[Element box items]
********************

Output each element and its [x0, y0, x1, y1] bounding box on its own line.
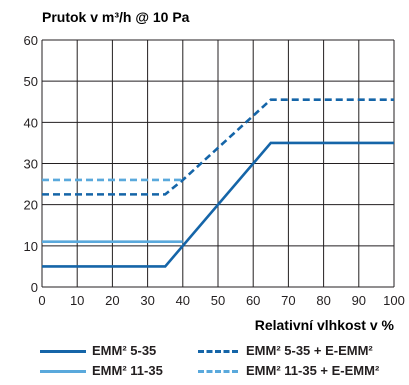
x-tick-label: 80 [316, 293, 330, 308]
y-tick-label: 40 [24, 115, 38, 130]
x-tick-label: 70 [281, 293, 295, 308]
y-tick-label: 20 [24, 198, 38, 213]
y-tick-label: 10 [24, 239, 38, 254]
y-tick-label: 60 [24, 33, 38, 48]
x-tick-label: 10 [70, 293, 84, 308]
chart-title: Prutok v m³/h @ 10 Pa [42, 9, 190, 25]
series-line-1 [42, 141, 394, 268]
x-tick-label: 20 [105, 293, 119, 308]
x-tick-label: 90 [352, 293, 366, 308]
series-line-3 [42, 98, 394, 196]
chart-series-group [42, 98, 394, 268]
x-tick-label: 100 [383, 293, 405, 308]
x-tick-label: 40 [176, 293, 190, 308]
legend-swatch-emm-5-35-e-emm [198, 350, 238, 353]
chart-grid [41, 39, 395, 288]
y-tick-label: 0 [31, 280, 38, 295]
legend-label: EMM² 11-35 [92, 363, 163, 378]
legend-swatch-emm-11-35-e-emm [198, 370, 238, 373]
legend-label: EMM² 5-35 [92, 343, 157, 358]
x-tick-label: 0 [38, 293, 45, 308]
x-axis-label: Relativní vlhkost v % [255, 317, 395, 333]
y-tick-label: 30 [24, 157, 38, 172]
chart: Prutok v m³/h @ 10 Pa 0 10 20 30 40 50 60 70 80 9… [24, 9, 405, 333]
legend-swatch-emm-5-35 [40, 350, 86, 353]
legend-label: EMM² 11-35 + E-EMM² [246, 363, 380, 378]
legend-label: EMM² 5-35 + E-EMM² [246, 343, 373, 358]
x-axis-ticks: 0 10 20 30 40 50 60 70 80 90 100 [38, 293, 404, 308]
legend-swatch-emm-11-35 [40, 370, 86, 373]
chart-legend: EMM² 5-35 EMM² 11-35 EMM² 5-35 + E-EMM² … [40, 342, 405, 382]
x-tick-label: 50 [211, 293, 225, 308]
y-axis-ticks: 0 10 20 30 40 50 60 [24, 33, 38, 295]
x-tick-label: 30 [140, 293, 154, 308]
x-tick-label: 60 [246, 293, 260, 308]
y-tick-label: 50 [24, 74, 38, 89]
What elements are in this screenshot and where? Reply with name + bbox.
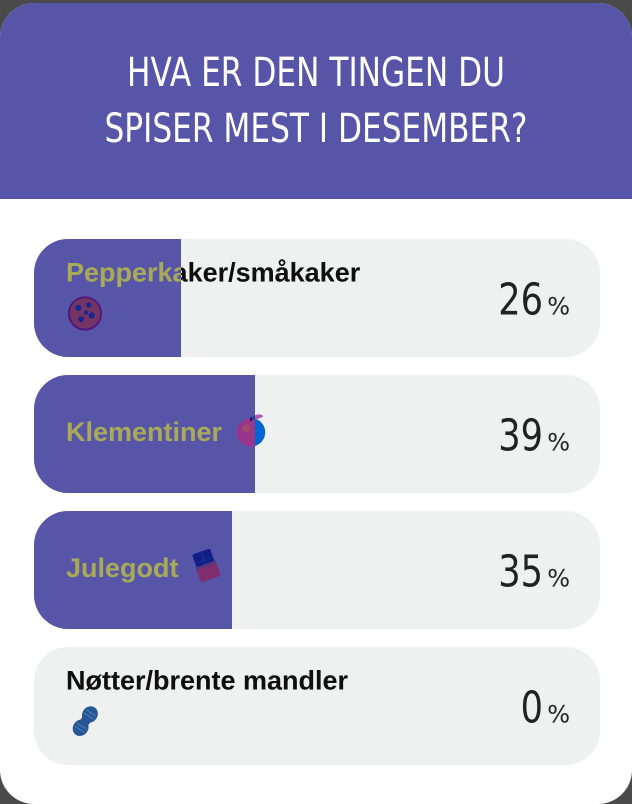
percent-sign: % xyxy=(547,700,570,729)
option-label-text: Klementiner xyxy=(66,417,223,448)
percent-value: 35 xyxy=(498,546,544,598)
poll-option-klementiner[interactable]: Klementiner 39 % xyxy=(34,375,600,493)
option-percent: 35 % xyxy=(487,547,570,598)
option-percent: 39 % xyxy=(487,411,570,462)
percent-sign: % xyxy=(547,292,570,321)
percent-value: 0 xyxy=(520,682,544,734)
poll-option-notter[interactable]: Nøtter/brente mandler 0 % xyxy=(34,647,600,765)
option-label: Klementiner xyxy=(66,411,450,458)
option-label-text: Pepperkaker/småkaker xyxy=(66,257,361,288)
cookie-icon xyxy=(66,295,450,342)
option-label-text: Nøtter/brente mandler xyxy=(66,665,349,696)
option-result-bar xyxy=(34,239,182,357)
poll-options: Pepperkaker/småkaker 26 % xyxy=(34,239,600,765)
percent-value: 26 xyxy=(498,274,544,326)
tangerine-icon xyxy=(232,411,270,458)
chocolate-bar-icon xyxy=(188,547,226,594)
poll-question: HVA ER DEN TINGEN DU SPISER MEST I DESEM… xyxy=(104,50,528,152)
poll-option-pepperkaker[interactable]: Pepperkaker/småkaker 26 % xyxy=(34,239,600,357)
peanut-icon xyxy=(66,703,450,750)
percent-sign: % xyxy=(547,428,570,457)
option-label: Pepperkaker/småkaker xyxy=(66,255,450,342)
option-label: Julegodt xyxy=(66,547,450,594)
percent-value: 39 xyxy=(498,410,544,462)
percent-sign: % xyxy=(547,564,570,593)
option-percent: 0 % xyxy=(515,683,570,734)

********************

## Directions
Can you update the items starting at the line containing "percent-sign: % xyxy=(547,700,570,729)" and ending at the line containing "option-percent: 39 % xyxy=(487,411,570,462)" so that "option-percent" becomes "option-share", with nothing else changed?

## Final answer
percent-sign: % xyxy=(547,700,570,729)
option-label-text: Klementiner xyxy=(66,417,223,448)
percent-value: 35 xyxy=(498,546,544,598)
poll-option-klementiner[interactable]: Klementiner 39 % xyxy=(34,375,600,493)
option-share: 35 % xyxy=(487,547,570,598)
option-share: 39 % xyxy=(487,411,570,462)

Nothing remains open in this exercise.